**Work to complete:**
Every line that contains the word "Computational" should be copied from the records below.

—————

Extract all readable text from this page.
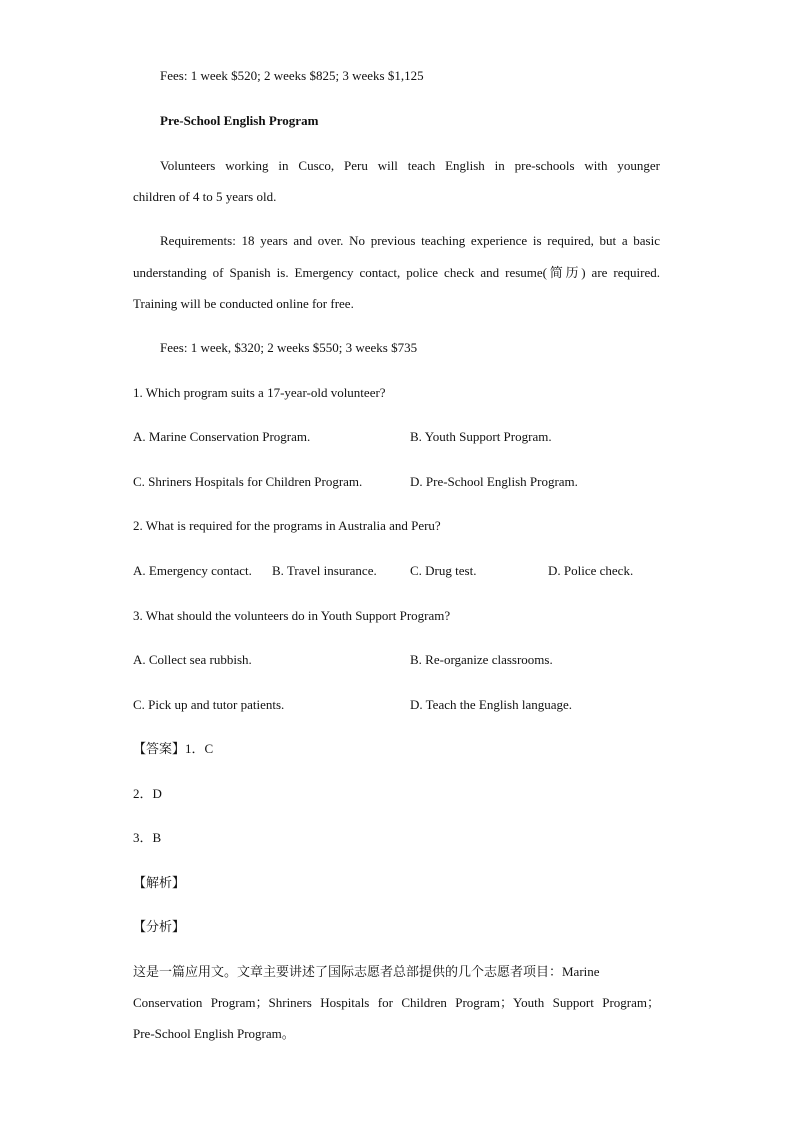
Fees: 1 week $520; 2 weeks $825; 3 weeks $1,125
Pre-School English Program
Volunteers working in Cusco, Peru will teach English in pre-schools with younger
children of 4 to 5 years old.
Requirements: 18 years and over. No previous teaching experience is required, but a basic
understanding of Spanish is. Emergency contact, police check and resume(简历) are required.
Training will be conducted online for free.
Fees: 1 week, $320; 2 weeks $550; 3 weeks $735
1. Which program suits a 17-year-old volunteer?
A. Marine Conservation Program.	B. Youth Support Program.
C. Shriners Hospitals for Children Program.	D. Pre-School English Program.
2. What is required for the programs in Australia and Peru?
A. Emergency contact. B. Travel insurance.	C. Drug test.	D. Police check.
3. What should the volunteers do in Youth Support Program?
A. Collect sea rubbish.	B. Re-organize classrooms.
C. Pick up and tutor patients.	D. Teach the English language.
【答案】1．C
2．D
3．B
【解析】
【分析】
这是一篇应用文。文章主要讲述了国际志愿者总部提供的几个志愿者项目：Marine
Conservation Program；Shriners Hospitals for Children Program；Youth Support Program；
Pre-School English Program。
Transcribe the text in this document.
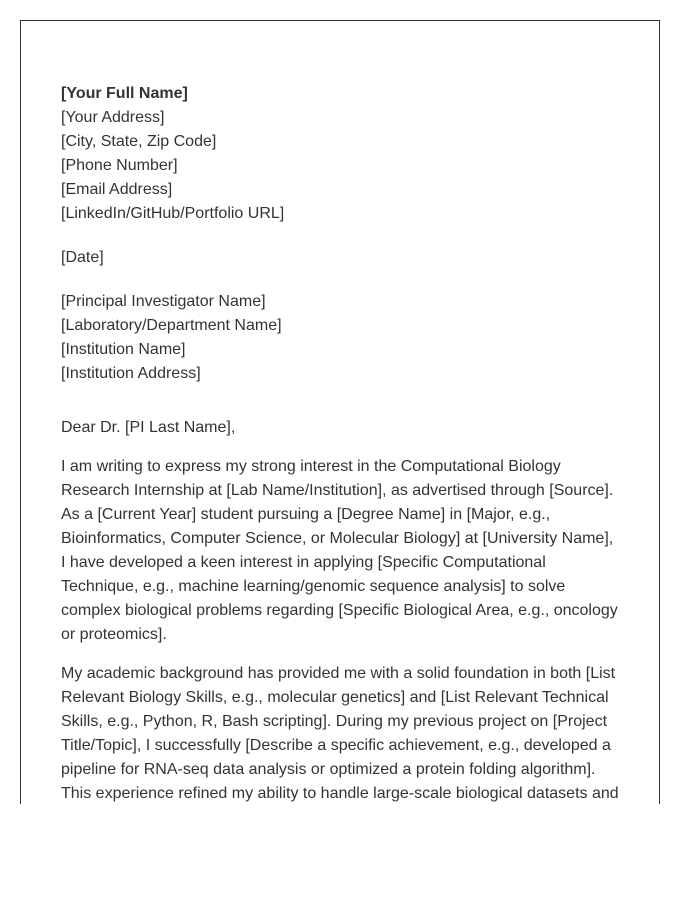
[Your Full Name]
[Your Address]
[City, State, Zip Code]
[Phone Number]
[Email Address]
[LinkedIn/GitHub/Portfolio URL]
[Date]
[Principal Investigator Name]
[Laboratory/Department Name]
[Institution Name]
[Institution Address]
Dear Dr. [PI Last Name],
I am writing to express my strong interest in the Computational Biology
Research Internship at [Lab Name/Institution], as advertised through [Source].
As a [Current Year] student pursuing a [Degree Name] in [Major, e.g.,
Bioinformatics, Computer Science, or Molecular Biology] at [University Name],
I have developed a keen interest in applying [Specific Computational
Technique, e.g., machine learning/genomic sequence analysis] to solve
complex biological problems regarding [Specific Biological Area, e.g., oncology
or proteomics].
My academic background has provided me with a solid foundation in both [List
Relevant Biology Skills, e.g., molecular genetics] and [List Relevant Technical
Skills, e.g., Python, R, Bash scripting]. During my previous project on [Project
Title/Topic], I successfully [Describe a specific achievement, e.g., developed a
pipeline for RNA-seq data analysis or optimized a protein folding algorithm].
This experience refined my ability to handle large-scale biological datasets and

—————

**Your response:**
I am writing to express my strong interest in the Computational Biology
I have developed a keen interest in applying [Specific Computational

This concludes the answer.